- [Dataset]

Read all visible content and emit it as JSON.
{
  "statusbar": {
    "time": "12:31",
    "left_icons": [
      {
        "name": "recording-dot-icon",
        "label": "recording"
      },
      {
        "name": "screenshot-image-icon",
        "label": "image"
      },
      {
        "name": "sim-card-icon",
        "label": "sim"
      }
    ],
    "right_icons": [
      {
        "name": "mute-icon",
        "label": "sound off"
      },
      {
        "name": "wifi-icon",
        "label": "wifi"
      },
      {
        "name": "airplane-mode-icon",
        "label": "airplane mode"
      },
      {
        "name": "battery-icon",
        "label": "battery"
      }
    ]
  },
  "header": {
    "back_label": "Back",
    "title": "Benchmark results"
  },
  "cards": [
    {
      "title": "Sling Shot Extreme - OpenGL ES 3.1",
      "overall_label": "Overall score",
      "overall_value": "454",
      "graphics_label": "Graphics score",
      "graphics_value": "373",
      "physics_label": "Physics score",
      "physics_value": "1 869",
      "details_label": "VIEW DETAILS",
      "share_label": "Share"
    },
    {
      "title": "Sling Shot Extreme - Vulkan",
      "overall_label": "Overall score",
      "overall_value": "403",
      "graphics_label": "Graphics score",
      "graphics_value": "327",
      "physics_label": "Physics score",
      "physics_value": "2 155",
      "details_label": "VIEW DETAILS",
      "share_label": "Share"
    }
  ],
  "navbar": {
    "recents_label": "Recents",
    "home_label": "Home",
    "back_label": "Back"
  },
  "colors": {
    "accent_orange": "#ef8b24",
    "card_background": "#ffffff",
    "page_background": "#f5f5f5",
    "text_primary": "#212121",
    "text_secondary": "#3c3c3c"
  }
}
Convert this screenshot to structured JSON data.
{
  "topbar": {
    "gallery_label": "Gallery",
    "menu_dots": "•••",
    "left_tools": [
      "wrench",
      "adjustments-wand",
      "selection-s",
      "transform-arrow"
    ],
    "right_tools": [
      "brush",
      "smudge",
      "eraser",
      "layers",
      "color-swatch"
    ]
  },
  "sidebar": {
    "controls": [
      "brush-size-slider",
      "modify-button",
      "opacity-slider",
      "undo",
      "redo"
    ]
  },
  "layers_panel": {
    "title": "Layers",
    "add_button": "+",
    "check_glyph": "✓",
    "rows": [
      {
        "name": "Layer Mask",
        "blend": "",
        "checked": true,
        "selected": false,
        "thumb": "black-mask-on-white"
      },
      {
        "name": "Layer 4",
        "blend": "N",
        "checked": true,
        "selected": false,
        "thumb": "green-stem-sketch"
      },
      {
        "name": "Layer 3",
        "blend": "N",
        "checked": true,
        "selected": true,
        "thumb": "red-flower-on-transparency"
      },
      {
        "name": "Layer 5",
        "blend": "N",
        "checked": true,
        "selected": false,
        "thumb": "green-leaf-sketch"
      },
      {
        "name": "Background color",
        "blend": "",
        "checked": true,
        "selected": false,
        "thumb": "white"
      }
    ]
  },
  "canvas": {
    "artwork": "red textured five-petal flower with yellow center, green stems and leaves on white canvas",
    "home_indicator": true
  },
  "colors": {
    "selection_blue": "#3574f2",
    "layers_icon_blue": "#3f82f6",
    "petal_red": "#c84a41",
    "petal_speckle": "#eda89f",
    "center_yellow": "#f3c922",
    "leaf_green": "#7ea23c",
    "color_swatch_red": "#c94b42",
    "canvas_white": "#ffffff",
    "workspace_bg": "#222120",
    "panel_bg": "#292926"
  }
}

- [Your instructions]
Work through the records line by line and tally those with the word "title". Report only the total.

- [Exercise output]
4